GIVEN PROBLEM:
Go over the entries below line by line, copying each one that contains the word "data".
─── RECORDS FOR THE EXERCISE ───
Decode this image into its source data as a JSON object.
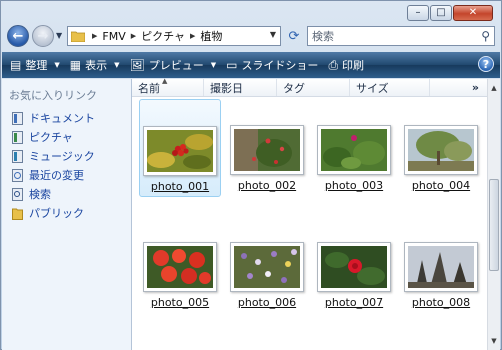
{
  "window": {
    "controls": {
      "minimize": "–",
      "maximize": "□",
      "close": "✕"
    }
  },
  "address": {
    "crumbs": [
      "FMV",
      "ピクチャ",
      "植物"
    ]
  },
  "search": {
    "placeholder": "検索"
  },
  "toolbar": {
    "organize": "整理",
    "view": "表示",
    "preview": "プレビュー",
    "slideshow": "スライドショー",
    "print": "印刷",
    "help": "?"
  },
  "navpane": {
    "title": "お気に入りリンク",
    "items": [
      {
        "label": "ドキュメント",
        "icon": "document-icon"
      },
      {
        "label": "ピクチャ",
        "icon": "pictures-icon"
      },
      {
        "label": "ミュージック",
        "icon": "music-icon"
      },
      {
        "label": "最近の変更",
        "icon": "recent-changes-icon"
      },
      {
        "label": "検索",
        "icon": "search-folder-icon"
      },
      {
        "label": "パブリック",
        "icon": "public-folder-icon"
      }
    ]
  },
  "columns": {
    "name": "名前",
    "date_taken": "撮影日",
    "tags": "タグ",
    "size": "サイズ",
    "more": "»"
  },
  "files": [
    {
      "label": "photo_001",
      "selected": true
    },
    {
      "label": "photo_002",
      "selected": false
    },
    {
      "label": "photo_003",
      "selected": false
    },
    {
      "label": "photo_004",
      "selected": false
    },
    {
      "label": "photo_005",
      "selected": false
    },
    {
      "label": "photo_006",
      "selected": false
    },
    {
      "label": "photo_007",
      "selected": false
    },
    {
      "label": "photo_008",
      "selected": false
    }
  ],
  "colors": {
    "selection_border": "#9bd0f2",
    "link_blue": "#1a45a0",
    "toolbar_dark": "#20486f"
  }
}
───
─── RECORDS FOR THE EXERCISE ───
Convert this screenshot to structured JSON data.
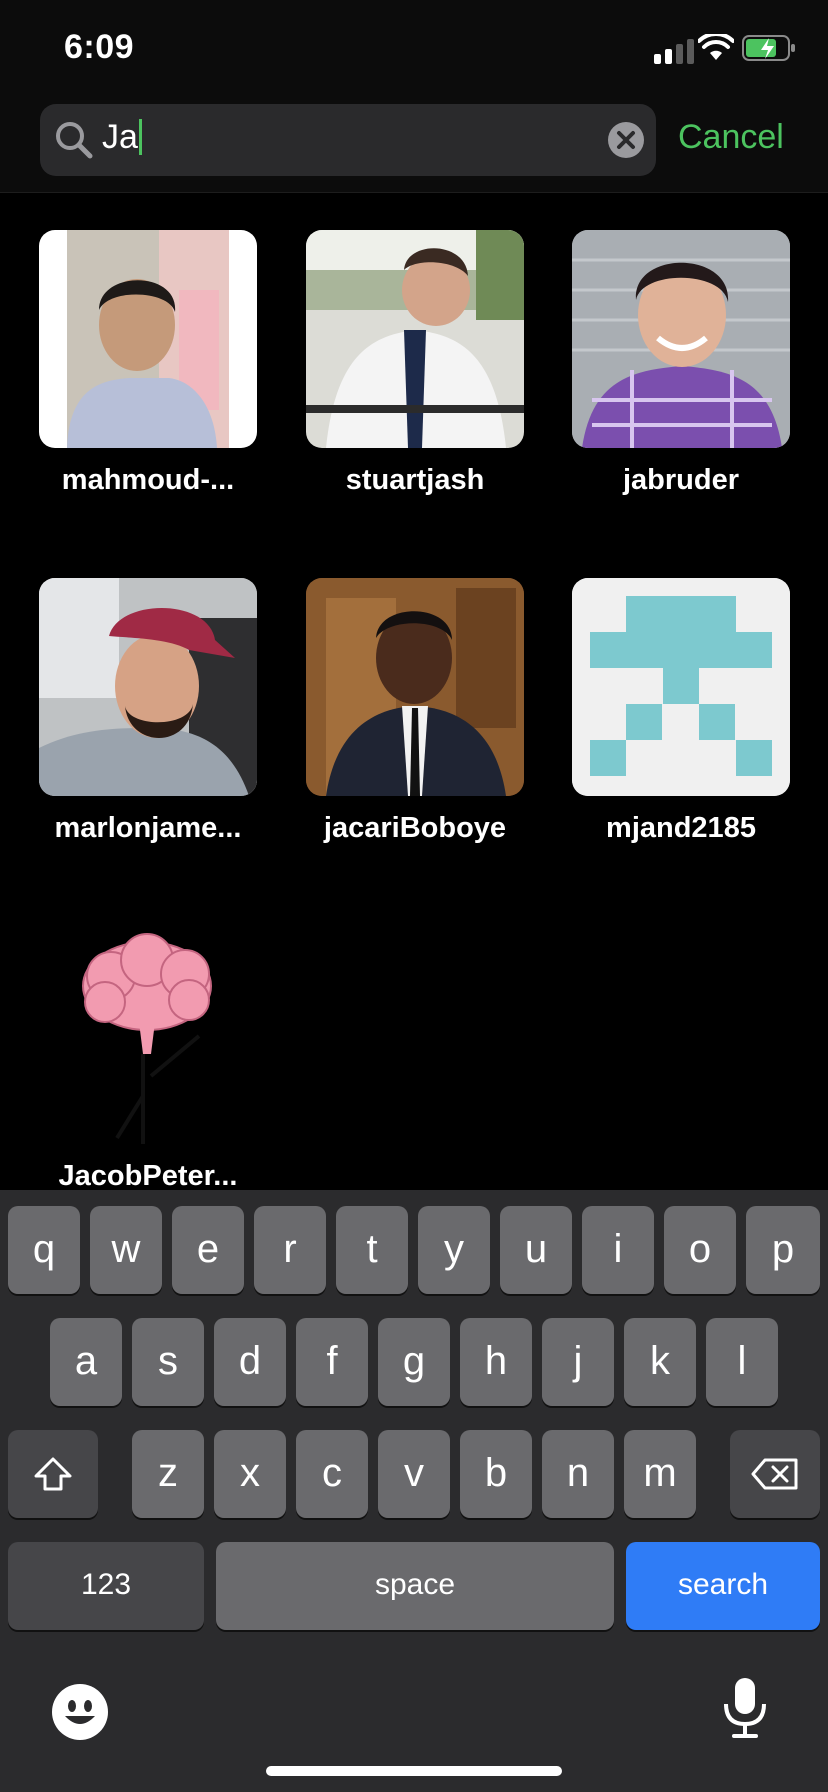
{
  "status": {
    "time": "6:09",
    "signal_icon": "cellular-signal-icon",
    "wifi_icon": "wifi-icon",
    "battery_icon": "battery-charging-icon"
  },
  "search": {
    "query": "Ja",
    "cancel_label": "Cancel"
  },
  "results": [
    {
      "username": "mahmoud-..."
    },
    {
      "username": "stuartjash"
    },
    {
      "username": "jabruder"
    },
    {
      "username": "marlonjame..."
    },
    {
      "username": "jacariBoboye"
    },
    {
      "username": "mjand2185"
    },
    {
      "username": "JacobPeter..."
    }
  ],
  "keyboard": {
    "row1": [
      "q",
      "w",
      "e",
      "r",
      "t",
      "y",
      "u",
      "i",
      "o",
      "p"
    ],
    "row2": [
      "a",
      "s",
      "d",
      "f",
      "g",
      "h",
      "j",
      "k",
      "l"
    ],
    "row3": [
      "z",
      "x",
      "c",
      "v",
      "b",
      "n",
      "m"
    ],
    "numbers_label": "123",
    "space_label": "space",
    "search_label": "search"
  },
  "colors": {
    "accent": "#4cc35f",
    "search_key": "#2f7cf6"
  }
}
───
ANSWER TO THE PROBLEM:
Decode this image into its source data as a JSON object.
Convert this screenshot to structured JSON data.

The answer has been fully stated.